From the entries below, gather every line containing the string "kind".

☆ ☆ ☆ ☆

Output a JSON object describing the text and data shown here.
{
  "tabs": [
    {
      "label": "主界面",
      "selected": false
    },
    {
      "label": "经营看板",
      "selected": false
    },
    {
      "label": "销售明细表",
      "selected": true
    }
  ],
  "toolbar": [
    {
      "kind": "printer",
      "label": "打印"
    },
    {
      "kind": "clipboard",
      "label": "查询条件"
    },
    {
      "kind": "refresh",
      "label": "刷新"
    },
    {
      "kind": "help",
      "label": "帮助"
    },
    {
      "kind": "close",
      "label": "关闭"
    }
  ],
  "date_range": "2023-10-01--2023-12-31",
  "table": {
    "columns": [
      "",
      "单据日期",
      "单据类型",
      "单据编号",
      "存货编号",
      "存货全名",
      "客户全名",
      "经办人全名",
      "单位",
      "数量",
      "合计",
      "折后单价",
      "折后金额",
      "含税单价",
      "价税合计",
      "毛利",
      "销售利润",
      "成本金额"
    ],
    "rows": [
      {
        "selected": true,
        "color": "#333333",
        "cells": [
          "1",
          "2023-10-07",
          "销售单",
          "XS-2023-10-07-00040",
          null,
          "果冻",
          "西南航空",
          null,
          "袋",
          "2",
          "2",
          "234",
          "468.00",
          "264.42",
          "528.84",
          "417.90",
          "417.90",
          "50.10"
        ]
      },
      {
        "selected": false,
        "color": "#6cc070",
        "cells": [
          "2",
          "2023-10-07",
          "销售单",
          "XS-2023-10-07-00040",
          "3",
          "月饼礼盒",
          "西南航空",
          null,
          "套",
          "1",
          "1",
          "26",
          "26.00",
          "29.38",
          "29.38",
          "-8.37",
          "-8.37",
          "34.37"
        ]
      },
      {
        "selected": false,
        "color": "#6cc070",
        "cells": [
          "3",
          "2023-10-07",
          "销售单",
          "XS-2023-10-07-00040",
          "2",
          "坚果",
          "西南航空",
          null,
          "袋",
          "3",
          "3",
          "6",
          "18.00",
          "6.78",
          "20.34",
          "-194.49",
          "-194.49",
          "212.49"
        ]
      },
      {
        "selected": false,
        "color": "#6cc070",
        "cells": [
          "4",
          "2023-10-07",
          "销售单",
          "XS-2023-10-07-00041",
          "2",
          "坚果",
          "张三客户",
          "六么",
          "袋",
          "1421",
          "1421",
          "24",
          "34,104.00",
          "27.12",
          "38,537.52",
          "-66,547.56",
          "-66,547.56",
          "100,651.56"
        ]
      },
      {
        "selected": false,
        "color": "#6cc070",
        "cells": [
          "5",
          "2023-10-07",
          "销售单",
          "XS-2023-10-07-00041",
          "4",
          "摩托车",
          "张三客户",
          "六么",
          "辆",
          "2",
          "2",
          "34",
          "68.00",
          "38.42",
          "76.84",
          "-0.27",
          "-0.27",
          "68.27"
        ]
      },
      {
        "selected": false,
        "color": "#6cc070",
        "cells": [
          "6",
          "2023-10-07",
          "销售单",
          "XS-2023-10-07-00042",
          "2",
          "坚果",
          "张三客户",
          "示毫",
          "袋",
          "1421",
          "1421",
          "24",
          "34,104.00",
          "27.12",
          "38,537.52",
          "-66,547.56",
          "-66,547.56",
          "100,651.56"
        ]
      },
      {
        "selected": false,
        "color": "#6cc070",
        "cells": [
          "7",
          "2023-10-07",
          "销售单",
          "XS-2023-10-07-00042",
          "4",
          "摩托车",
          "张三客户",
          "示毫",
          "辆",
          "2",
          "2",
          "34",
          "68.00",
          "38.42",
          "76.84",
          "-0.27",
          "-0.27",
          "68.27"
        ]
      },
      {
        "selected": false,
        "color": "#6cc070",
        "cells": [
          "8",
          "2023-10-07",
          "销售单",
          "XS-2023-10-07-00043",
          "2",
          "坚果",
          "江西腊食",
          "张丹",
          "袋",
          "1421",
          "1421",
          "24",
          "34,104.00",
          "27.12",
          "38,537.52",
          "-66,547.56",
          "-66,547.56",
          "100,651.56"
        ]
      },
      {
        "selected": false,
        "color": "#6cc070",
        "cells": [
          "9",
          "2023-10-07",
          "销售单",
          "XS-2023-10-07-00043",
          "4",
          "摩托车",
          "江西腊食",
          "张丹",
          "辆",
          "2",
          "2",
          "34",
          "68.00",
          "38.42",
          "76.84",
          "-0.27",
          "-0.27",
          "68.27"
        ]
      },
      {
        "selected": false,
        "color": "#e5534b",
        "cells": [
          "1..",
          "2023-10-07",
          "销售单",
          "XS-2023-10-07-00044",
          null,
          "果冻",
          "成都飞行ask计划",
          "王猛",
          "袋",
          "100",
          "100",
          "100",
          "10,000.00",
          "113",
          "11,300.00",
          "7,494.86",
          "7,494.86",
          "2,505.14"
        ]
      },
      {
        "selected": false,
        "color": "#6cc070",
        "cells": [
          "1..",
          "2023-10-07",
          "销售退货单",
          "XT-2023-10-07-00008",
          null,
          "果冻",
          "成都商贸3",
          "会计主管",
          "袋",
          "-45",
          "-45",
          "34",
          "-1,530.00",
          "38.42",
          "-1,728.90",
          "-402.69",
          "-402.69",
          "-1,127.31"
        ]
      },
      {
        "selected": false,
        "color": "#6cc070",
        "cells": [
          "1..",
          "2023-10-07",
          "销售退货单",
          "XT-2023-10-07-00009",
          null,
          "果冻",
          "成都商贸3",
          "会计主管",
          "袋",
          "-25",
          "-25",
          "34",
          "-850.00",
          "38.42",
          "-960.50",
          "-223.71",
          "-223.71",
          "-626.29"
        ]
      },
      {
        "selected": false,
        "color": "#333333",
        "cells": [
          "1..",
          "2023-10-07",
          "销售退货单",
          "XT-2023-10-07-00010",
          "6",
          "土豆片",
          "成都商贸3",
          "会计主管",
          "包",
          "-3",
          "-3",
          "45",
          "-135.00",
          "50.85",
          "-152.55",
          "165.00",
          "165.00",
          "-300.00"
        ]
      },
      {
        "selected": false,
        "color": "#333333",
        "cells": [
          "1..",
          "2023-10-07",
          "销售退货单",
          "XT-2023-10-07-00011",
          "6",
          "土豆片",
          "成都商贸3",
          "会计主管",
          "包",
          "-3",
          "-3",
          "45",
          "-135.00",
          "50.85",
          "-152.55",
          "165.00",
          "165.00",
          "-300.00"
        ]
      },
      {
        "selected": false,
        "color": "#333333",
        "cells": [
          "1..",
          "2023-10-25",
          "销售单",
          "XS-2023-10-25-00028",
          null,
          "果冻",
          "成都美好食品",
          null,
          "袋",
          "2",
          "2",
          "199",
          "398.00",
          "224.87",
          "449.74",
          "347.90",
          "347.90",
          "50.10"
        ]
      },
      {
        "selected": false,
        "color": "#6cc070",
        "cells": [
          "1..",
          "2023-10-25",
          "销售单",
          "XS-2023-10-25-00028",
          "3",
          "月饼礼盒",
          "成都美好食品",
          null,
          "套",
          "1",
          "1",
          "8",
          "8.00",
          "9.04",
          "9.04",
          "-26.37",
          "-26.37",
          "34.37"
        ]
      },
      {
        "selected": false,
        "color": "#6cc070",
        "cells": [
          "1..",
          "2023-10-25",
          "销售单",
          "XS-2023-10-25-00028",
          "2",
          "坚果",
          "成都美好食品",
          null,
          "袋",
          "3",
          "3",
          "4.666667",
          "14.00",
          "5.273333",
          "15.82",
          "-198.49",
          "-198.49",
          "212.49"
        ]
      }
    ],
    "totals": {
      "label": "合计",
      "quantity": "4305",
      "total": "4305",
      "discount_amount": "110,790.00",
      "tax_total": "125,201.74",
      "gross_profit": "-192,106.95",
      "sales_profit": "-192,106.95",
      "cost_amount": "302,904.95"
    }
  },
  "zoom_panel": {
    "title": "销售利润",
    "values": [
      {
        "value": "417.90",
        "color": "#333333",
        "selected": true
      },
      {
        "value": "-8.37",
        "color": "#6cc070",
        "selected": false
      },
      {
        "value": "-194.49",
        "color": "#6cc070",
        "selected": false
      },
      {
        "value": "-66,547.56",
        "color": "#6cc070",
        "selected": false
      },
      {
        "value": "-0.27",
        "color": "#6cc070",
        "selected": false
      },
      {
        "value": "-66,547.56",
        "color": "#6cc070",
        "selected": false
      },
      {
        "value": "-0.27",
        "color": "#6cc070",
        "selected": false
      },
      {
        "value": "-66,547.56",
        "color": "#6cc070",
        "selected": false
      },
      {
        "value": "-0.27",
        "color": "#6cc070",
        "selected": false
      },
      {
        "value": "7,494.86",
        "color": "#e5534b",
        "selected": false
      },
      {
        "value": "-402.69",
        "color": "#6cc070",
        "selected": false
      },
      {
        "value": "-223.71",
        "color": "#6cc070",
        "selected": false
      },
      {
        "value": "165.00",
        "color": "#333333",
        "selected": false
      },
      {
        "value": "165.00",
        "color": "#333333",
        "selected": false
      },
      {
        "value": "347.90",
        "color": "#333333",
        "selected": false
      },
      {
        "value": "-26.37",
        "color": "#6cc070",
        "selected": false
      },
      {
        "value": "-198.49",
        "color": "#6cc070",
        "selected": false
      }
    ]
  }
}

☆ ☆ ☆ ☆

▶ Written answer:
      "kind": "printer",
      "kind": "clipboard",
      "kind": "refresh",
      "kind": "help",
      "kind": "close",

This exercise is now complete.